Work instructions — Retype all the records with nothing changed.

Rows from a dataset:
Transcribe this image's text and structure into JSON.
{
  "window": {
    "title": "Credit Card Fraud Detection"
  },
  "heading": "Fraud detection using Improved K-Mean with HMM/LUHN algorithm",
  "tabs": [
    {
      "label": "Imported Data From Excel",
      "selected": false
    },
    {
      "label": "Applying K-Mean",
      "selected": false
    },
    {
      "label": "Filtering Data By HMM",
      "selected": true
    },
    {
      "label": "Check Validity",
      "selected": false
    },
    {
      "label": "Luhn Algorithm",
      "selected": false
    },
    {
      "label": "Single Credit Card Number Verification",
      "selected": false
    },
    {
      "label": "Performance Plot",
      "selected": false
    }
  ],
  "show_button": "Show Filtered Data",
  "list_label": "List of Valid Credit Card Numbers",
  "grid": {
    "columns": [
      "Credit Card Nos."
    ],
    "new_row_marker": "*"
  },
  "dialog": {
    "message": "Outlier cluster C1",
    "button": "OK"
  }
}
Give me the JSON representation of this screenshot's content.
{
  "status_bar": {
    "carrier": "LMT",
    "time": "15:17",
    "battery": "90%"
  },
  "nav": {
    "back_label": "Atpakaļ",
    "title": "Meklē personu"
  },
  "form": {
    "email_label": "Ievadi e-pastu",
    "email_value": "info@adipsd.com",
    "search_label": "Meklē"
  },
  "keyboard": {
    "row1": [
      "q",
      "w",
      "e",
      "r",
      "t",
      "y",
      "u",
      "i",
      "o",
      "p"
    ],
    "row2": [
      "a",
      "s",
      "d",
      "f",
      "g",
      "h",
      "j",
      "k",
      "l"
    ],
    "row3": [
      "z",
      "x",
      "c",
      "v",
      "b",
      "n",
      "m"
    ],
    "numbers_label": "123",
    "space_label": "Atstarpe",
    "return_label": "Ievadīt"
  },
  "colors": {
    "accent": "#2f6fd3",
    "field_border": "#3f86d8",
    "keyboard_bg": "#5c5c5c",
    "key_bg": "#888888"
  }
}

Final result —
Transcribe this image's text and structure into JSON.
{
  "window": {
    "title": "Credit Card Fraud Detection"
  },
  "heading": "Fraud detection using Improved K-Mean with HMM/LUHN algorithm",
  "tabs": [
    {
      "label": "Imported Data From Excel",
      "selected": false
    },
    {
      "label": "Applying K-Mean",
      "selected": false
    },
    {
      "label": "Filtering Data By HMM",
      "selected": true
    },
    {
      "label": "Check Validity",
      "selected": false
    },
    {
      "label": "Luhn Algorithm",
      "selected": false
    },
    {
      "label": "Single Credit Card Number Verification",
      "selected": false
    },
    {
      "label": "Performance Plot",
      "selected": false
    }
  ],
  "show_button": "Show Filtered Data",
  "list_label": "List of Valid Credit Card Numbers",
  "grid": {
    "columns": [
      "Credit Card Nos."
    ],
    "new_row_marker": "*"
  },
  "dialog": {
    "message": "Outlier cluster C1",
    "button": "OK"
  }
}
Give me the JSON representation of this screenshot's content.
{
  "status_bar": {
    "carrier": "LMT",
    "time": "15:17",
    "battery": "90%"
  },
  "nav": {
    "back_label": "Atpakaļ",
    "title": "Meklē personu"
  },
  "form": {
    "email_label": "Ievadi e-pastu",
    "email_value": "info@adipsd.com",
    "search_label": "Meklē"
  },
  "keyboard": {
    "row1": [
      "q",
      "w",
      "e",
      "r",
      "t",
      "y",
      "u",
      "i",
      "o",
      "p"
    ],
    "row2": [
      "a",
      "s",
      "d",
      "f",
      "g",
      "h",
      "j",
      "k",
      "l"
    ],
    "row3": [
      "z",
      "x",
      "c",
      "v",
      "b",
      "n",
      "m"
    ],
    "numbers_label": "123",
    "space_label": "Atstarpe",
    "return_label": "Ievadīt"
  },
  "colors": {
    "accent": "#2f6fd3",
    "field_border": "#3f86d8",
    "keyboard_bg": "#5c5c5c",
    "key_bg": "#888888"
  }
}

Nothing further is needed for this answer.